Seek out every line containing the word "النار", and copy each.

---------- RECORDS SHOWN

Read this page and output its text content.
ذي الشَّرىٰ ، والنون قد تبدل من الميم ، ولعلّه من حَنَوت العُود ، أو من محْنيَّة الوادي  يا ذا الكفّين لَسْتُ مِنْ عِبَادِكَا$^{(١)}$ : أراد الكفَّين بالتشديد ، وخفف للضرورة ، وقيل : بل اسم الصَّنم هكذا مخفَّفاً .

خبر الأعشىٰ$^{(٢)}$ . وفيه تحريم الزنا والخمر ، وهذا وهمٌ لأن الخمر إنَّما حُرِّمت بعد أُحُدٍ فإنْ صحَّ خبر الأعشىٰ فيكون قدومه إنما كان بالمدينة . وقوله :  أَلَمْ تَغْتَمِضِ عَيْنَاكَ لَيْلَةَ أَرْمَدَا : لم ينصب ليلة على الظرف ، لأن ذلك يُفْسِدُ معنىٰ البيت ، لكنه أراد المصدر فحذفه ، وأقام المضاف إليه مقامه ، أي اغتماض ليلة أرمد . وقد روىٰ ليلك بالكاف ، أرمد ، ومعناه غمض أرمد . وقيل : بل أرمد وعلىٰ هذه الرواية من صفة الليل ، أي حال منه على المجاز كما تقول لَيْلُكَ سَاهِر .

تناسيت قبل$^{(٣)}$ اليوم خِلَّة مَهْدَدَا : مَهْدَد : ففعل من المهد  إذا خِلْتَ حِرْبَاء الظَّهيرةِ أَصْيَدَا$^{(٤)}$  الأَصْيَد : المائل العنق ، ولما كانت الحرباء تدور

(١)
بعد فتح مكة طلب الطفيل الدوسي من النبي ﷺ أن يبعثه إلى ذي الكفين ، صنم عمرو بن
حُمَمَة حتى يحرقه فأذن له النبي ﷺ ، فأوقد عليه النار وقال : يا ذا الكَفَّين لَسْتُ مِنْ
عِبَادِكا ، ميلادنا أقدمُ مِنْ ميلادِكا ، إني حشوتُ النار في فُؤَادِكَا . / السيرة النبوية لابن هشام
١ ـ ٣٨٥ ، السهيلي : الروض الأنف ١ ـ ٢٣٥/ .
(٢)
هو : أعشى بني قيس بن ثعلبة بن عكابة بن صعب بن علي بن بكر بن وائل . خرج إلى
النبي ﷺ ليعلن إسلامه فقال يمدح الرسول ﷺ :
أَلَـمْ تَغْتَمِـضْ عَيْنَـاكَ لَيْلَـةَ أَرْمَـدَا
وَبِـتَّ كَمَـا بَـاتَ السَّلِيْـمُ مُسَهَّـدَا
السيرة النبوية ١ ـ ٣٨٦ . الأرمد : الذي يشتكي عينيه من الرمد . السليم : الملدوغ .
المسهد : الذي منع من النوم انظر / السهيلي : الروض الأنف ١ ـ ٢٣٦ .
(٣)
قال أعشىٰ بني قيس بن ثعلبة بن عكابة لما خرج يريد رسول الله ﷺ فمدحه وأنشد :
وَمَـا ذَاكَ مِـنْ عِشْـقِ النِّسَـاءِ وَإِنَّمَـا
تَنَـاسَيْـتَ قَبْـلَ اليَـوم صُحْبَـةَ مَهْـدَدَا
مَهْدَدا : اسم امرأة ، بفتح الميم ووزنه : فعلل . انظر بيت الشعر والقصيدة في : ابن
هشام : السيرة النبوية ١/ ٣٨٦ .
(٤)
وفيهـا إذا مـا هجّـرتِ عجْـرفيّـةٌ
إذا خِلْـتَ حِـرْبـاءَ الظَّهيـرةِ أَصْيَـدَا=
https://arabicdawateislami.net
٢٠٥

--------------------

[OUTPUT OF THE EXERCISE]
حُمَمَة حتى يحرقه فأذن له النبي ﷺ ، فأوقد عليه النار وقال : يا ذا الكَفَّين لَسْتُ مِنْ
عِبَادِكا ، ميلادنا أقدمُ مِنْ ميلادِكا ، إني حشوتُ النار في فُؤَادِكَا . / السيرة النبوية لابن هشام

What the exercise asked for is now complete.